[Do this]
Return all lines that include the string "Deschutes".

Start Data provided

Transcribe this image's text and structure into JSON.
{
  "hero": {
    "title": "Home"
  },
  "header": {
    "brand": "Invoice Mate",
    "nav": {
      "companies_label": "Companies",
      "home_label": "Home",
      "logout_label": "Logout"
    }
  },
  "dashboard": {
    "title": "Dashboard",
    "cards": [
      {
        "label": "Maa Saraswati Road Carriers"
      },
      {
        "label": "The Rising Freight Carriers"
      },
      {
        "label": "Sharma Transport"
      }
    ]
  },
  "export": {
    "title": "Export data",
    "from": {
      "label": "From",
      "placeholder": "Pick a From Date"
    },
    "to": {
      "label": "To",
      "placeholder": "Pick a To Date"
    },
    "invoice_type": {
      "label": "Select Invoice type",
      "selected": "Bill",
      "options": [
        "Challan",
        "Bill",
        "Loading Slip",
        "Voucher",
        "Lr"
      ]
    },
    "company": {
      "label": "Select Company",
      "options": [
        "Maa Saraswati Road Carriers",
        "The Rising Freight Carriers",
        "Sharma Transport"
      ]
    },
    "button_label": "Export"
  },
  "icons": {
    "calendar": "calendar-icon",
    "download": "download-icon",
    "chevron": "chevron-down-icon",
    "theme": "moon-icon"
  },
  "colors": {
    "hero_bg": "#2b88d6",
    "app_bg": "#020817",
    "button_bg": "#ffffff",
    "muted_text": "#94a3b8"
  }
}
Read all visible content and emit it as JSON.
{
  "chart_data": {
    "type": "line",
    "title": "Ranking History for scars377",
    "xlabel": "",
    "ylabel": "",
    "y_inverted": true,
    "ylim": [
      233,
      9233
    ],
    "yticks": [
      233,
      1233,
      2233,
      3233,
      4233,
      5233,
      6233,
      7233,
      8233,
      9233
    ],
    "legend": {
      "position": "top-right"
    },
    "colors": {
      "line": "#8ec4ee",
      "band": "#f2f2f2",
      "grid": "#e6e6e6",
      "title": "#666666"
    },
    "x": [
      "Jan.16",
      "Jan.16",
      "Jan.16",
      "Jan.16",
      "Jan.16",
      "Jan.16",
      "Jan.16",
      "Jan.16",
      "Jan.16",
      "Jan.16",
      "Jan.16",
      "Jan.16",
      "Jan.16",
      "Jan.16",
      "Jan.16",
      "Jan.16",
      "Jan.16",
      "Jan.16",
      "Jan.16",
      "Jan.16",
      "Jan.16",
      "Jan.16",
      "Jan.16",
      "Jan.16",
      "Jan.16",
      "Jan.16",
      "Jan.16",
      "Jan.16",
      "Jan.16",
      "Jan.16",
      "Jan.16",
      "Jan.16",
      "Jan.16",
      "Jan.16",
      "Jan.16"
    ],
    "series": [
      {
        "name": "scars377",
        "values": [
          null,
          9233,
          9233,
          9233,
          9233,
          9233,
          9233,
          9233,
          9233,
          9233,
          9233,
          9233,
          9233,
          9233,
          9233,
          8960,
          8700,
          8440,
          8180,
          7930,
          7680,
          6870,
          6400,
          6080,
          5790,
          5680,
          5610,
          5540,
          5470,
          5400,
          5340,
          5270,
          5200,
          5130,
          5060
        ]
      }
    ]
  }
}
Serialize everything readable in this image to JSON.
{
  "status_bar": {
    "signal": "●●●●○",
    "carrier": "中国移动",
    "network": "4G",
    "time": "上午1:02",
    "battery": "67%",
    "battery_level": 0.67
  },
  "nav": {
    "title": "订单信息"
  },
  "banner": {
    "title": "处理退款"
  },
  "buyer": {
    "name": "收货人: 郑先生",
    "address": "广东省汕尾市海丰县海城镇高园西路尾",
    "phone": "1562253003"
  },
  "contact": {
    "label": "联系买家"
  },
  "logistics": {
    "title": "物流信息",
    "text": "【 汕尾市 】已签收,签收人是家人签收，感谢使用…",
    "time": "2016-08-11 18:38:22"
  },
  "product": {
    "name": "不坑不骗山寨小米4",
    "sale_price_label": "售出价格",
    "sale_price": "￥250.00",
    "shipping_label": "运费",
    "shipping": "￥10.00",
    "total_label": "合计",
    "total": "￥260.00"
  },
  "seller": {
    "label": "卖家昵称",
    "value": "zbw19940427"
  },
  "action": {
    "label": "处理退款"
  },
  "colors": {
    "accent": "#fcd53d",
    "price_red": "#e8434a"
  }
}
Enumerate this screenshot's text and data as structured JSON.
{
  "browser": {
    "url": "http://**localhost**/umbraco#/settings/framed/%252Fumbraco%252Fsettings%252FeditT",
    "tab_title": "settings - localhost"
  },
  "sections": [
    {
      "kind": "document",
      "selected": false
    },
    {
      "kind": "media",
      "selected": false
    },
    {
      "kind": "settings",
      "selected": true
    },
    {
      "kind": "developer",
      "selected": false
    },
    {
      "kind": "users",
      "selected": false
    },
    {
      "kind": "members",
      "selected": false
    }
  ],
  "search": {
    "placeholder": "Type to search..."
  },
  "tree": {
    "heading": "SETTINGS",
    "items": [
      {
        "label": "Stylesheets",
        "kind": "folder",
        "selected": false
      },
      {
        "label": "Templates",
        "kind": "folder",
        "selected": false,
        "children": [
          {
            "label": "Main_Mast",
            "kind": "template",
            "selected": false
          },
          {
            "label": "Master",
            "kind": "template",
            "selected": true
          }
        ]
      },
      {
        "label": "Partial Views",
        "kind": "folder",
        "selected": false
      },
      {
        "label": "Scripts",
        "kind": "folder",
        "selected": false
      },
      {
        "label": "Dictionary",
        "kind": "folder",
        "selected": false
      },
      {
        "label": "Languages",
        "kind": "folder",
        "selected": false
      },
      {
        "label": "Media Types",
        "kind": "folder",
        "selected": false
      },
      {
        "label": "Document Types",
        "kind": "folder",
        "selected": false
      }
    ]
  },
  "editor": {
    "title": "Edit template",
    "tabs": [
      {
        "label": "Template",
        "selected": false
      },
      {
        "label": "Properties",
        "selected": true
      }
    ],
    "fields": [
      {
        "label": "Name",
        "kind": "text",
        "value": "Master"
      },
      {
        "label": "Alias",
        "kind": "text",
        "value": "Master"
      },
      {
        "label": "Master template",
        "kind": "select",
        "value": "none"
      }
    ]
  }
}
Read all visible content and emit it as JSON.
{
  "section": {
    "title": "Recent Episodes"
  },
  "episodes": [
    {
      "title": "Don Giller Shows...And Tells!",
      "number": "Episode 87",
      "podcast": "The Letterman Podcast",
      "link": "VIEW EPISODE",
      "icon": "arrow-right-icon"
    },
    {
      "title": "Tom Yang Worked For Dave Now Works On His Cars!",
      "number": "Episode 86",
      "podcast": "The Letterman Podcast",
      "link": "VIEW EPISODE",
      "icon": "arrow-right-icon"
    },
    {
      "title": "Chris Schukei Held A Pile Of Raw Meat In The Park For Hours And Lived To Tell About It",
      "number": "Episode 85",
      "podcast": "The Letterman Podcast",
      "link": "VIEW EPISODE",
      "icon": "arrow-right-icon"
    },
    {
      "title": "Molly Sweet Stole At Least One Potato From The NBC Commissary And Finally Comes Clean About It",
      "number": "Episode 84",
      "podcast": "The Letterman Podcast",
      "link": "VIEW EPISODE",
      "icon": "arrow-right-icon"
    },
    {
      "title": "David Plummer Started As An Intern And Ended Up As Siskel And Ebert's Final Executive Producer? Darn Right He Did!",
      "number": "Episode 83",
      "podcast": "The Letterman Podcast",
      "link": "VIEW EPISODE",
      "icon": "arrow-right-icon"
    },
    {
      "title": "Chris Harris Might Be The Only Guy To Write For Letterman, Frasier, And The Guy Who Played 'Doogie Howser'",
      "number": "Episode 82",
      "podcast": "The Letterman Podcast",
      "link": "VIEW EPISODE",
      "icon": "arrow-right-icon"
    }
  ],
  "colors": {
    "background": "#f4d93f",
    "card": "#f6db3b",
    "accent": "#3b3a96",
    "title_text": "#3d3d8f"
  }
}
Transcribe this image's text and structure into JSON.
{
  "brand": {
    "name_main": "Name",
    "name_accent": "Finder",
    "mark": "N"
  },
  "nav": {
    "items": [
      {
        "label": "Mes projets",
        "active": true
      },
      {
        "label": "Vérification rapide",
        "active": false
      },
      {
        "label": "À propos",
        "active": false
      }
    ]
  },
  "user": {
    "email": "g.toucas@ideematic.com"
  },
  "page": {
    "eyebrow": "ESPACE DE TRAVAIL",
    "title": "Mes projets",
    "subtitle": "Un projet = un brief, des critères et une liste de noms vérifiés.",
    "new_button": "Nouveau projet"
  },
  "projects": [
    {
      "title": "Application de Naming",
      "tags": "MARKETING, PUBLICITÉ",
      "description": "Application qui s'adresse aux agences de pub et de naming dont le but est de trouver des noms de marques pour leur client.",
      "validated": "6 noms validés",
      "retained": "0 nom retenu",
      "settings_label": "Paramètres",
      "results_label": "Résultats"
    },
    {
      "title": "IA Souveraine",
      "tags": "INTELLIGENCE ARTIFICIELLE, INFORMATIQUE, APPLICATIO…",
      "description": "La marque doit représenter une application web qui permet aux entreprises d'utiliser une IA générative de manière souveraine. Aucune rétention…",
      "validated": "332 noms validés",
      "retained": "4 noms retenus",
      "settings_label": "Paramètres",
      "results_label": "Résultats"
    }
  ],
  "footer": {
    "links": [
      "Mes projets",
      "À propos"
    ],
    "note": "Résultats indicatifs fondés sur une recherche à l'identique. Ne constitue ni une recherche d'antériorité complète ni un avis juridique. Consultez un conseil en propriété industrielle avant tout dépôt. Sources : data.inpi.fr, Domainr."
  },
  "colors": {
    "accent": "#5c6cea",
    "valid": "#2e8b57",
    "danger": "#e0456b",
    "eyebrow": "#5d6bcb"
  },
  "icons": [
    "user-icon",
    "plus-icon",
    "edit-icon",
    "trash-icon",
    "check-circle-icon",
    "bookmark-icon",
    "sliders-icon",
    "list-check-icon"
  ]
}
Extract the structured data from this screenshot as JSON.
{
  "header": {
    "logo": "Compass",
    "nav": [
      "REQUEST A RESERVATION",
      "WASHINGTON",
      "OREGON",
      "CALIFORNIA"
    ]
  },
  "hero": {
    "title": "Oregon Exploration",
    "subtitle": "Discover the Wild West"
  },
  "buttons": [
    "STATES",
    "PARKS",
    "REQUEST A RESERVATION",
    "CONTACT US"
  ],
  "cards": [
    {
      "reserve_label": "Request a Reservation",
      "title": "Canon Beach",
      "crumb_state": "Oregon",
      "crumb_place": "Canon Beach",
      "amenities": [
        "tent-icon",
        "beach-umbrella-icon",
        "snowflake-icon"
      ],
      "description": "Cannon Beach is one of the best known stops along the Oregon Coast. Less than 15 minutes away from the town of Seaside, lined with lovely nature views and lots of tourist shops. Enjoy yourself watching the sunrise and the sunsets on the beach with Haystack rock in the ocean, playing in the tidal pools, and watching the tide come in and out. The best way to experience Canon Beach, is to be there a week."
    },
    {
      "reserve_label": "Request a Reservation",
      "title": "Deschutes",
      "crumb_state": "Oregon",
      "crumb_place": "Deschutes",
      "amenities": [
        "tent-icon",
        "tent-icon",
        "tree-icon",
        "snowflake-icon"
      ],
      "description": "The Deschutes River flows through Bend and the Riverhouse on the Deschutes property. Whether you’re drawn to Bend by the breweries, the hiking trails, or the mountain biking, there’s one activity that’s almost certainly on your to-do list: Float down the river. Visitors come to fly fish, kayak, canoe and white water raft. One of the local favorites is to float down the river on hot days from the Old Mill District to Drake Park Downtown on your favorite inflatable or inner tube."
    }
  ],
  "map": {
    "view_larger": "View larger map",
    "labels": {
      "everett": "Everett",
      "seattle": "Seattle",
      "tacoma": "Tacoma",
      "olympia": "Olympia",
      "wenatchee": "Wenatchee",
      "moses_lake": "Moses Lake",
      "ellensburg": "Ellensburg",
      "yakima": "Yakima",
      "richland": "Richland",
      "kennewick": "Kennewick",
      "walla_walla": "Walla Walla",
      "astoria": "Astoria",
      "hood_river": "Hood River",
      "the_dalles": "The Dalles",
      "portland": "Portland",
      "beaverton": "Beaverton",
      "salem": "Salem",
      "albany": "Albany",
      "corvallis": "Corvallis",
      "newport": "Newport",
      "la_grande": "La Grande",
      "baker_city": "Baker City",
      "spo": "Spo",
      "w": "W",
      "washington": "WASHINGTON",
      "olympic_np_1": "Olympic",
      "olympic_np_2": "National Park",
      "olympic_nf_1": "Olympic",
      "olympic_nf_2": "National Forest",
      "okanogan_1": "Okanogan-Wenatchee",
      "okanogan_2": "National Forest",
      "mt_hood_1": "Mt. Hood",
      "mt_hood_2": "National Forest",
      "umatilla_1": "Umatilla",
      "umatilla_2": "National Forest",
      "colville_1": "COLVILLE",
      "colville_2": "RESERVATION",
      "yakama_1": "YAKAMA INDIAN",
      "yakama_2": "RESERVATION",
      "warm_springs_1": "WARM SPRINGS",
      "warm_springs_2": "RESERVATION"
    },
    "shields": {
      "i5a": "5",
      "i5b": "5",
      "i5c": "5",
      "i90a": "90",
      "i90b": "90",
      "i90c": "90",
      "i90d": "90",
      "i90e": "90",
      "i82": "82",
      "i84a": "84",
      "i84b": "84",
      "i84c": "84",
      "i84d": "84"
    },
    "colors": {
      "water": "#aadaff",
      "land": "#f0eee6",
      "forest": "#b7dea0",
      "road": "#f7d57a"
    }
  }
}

End Data provided

[Task result]
      "title": "Deschutes",
      "crumb_place": "Deschutes",
      "description": "The Deschutes River flows through Bend and the Riverhouse on the Deschutes property. Whether you’re drawn to Bend by the breweries, the hiking trails, or the mountain biking, there’s one activity that’s almost certainly on your to-do list: Float down the river. Visitors come to fly fish, kayak, canoe and white water raft. One of the local favorites is to float down the river on hot days from the Old Mill District to Drake Park Downtown on your favorite inflatable or inner tube."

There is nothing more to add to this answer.